Given instruction »
Count, in the entries, the lines with "众人异之". Answer with the number only.

▼

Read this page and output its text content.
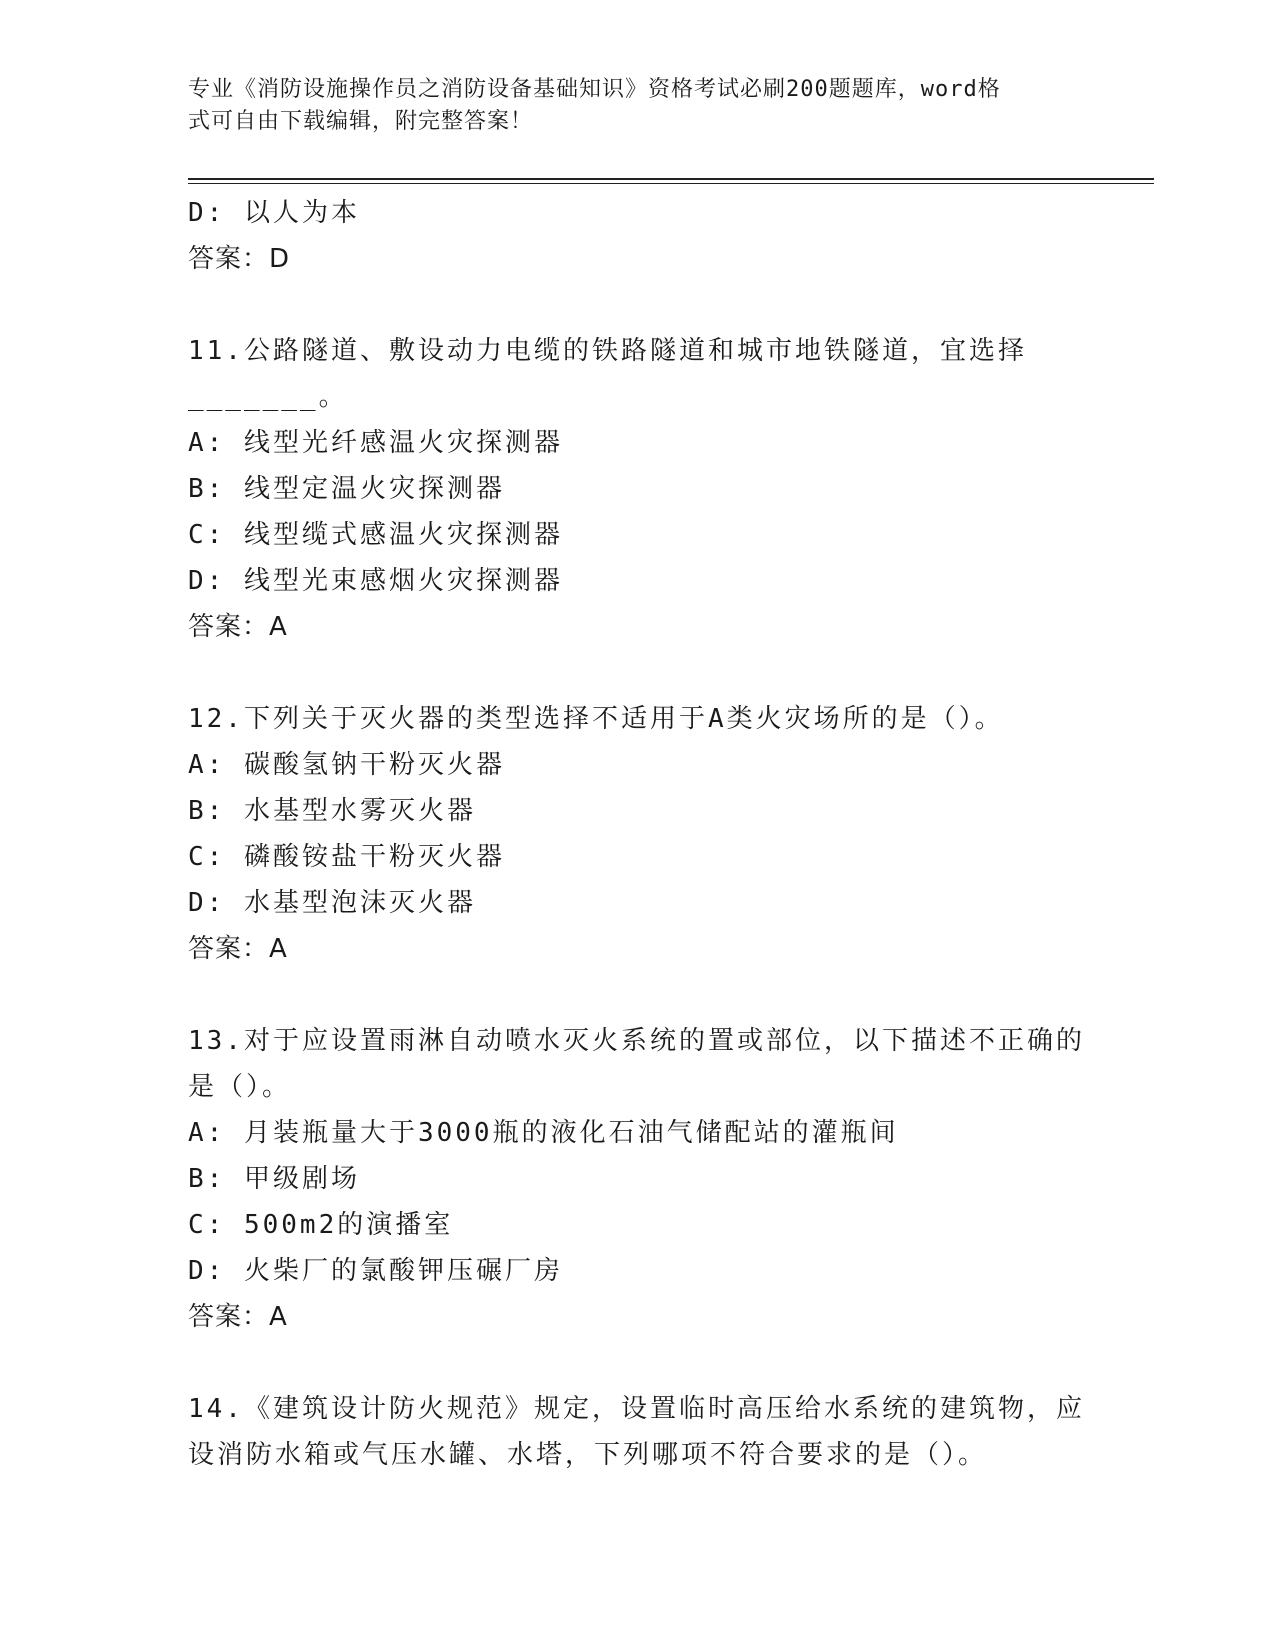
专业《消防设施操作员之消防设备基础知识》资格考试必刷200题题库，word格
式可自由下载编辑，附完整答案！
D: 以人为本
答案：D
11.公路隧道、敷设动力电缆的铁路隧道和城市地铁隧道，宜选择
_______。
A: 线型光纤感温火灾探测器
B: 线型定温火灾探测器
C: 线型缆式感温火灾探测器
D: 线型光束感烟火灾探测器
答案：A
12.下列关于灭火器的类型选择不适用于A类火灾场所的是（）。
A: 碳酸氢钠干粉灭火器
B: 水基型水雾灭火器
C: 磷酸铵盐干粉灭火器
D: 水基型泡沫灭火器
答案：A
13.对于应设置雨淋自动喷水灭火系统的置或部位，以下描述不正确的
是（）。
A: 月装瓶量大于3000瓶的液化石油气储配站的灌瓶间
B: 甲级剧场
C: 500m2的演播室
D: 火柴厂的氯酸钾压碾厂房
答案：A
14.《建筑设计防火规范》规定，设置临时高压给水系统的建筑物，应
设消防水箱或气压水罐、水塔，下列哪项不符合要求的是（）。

▲
▼

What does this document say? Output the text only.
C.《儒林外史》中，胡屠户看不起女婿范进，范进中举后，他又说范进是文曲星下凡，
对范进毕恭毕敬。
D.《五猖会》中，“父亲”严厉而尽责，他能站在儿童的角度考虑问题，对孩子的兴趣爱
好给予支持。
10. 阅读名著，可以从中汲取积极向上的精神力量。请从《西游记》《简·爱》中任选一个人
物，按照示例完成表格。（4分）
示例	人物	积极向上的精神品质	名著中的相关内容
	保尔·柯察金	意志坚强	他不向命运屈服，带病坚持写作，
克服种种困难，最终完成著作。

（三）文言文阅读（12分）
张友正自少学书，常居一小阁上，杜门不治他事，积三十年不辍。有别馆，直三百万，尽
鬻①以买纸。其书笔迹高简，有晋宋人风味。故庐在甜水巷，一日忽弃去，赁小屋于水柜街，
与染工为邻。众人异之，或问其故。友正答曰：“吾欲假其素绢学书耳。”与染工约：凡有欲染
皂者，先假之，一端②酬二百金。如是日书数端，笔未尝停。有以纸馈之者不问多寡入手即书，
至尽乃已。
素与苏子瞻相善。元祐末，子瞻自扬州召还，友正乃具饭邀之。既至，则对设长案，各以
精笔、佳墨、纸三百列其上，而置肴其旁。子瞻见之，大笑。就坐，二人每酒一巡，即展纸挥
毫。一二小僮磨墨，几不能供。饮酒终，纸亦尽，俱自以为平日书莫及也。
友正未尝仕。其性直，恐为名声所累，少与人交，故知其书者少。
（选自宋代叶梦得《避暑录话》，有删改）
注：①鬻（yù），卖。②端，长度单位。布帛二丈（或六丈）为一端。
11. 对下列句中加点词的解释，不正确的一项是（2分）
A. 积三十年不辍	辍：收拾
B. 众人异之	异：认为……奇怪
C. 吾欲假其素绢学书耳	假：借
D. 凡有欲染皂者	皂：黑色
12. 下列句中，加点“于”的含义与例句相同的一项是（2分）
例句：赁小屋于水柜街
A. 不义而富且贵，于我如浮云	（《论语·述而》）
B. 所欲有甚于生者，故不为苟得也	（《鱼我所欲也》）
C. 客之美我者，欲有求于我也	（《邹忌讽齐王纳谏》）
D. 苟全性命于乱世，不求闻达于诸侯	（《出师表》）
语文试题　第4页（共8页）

▲

Output of the exercise »
2